[Stored records]
· · · ·

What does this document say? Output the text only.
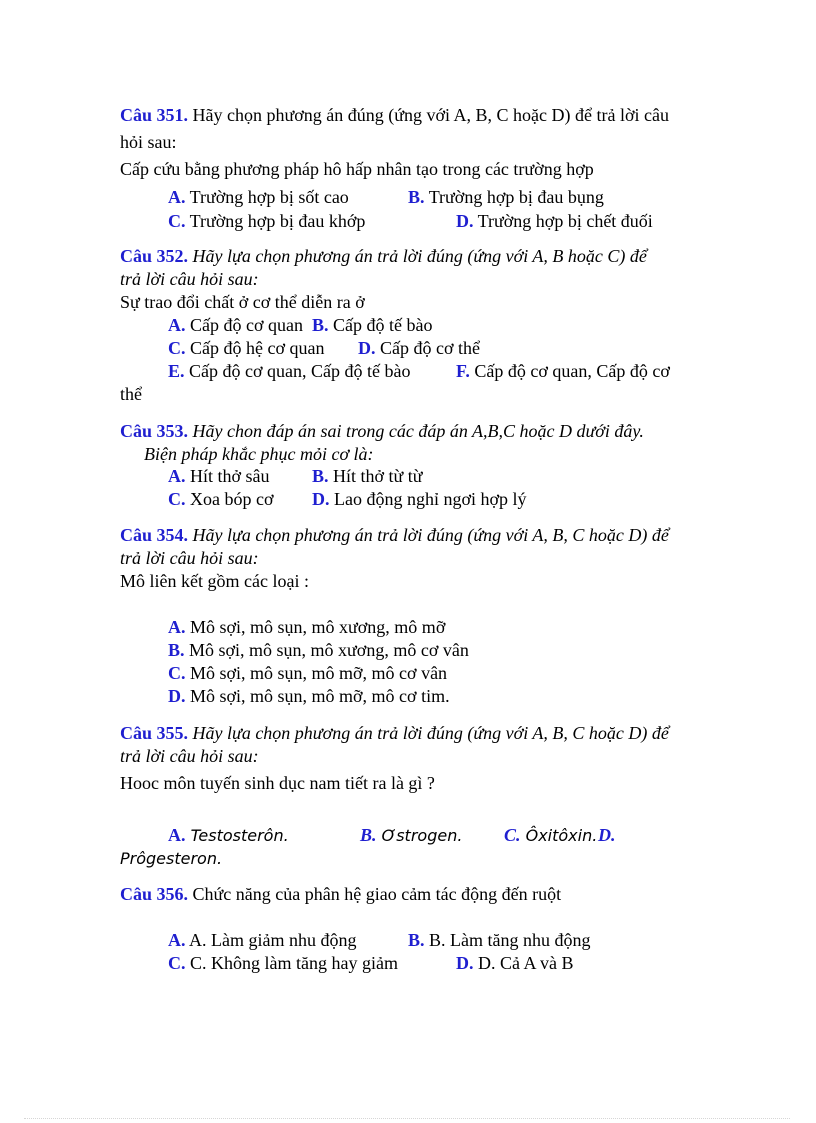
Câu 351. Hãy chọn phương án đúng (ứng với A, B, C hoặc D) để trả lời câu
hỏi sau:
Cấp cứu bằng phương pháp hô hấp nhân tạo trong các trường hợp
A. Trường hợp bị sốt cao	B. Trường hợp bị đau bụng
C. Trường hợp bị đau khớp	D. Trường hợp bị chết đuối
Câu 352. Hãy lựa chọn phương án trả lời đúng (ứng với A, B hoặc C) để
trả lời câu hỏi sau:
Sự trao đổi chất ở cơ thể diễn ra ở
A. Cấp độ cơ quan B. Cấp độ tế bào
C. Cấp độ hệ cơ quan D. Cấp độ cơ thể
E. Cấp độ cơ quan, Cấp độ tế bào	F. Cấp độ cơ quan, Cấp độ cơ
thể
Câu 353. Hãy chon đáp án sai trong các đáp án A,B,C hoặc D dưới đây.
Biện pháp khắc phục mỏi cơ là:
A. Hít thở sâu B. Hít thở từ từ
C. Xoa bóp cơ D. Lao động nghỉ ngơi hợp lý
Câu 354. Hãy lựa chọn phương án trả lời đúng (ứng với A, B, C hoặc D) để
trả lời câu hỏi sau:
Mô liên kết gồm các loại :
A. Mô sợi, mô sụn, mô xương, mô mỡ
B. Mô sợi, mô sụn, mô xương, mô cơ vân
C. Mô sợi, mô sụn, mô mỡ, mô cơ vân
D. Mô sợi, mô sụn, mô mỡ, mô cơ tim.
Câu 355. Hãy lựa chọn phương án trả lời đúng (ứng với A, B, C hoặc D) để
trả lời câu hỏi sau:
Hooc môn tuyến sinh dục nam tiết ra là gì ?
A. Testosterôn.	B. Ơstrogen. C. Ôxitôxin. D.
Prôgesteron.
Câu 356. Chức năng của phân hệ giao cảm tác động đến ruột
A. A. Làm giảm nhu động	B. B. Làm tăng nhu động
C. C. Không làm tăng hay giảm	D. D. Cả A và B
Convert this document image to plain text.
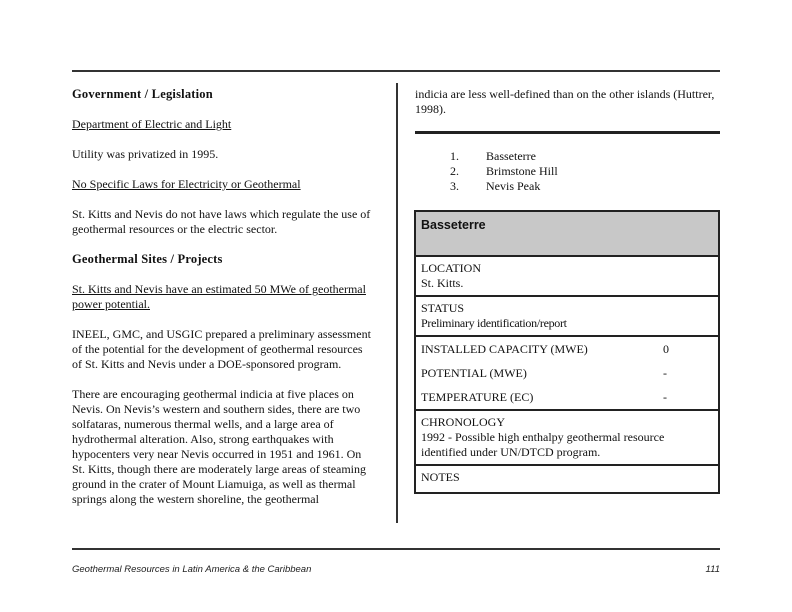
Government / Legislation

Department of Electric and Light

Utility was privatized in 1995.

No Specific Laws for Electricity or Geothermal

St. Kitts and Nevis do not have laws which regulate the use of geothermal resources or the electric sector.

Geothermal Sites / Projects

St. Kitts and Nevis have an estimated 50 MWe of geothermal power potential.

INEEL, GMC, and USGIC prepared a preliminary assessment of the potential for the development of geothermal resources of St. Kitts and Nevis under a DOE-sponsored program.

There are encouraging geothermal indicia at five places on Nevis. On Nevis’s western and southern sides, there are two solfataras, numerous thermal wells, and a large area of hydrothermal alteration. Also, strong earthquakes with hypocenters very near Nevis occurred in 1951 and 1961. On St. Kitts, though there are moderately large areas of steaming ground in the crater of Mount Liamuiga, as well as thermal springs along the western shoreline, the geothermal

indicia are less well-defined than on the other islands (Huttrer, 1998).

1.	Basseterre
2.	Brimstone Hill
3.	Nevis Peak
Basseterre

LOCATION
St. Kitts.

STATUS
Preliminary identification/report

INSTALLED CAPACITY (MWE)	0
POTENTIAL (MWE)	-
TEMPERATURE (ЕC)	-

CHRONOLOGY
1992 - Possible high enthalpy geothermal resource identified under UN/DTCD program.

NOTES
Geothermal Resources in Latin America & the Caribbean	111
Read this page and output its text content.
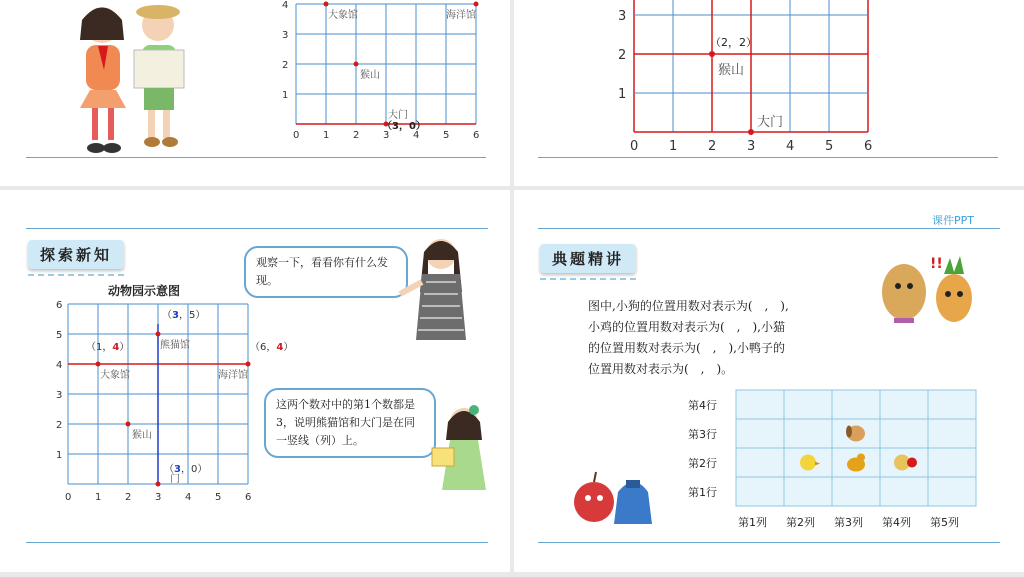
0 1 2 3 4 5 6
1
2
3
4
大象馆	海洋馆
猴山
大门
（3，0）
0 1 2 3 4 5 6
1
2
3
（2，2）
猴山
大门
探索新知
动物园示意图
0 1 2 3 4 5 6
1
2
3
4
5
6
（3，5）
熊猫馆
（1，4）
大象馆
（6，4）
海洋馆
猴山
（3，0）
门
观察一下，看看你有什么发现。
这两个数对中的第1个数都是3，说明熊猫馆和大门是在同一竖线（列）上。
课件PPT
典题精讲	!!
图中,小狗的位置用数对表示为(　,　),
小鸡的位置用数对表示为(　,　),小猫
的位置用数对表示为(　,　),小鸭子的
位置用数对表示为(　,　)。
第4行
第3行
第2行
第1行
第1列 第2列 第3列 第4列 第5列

· · · ·

» Requirement
Output only these lines, word for word: the line containing "Read this page and output its text content." and every line after it through the last line of the data. Omit the pictures.

» Finished answer
Read this page and output its text content.
0 1 2 3 4 5 6
1
2
3
4
大象馆	海洋馆
猴山
大门
（3，0）
0 1 2 3 4 5 6
1
2
3
（2，2）
猴山
大门
探索新知
动物园示意图
0 1 2 3 4 5 6
1
2
3
4
5
6
（3，5）
熊猫馆
（1，4）
大象馆
（6，4）
海洋馆
猴山
（3，0）
门
观察一下，看看你有什么发现。
这两个数对中的第1个数都是3，说明熊猫馆和大门是在同一竖线（列）上。
课件PPT
典题精讲	!!
图中,小狗的位置用数对表示为(　,　),
小鸡的位置用数对表示为(　,　),小猫
的位置用数对表示为(　,　),小鸭子的
位置用数对表示为(　,　)。
第4行
第3行
第2行
第1行
第1列 第2列 第3列 第4列 第5列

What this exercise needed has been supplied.